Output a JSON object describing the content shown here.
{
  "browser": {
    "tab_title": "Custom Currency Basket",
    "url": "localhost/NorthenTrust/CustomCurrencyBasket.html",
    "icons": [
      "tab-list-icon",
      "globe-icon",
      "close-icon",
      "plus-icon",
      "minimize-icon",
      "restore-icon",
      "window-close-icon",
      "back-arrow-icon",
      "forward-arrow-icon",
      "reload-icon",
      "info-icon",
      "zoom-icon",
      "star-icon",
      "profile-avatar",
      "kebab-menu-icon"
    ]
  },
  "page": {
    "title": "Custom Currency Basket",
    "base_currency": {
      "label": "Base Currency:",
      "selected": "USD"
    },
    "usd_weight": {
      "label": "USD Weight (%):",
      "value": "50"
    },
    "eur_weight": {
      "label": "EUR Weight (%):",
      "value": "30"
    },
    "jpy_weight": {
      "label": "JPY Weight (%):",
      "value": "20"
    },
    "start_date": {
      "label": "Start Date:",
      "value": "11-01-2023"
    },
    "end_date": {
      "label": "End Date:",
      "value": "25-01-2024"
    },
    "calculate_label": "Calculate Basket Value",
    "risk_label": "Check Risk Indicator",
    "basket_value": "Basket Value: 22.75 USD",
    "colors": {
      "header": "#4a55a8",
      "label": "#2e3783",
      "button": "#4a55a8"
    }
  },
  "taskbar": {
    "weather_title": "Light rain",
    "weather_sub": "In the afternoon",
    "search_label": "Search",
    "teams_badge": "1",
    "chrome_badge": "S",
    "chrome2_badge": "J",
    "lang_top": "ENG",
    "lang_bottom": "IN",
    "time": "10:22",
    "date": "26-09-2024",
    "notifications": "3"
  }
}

§ §

__AIM OF THE EXERCISE__: Set down all of the entries exactly, please.

__COMPLETE RESPONSE__:
Output a JSON object describing the content shown here.
{
  "browser": {
    "tab_title": "Custom Currency Basket",
    "url": "localhost/NorthenTrust/CustomCurrencyBasket.html",
    "icons": [
      "tab-list-icon",
      "globe-icon",
      "close-icon",
      "plus-icon",
      "minimize-icon",
      "restore-icon",
      "window-close-icon",
      "back-arrow-icon",
      "forward-arrow-icon",
      "reload-icon",
      "info-icon",
      "zoom-icon",
      "star-icon",
      "profile-avatar",
      "kebab-menu-icon"
    ]
  },
  "page": {
    "title": "Custom Currency Basket",
    "base_currency": {
      "label": "Base Currency:",
      "selected": "USD"
    },
    "usd_weight": {
      "label": "USD Weight (%):",
      "value": "50"
    },
    "eur_weight": {
      "label": "EUR Weight (%):",
      "value": "30"
    },
    "jpy_weight": {
      "label": "JPY Weight (%):",
      "value": "20"
    },
    "start_date": {
      "label": "Start Date:",
      "value": "11-01-2023"
    },
    "end_date": {
      "label": "End Date:",
      "value": "25-01-2024"
    },
    "calculate_label": "Calculate Basket Value",
    "risk_label": "Check Risk Indicator",
    "basket_value": "Basket Value: 22.75 USD",
    "colors": {
      "header": "#4a55a8",
      "label": "#2e3783",
      "button": "#4a55a8"
    }
  },
  "taskbar": {
    "weather_title": "Light rain",
    "weather_sub": "In the afternoon",
    "search_label": "Search",
    "teams_badge": "1",
    "chrome_badge": "S",
    "chrome2_badge": "J",
    "lang_top": "ENG",
    "lang_bottom": "IN",
    "time": "10:22",
    "date": "26-09-2024",
    "notifications": "3"
  }
}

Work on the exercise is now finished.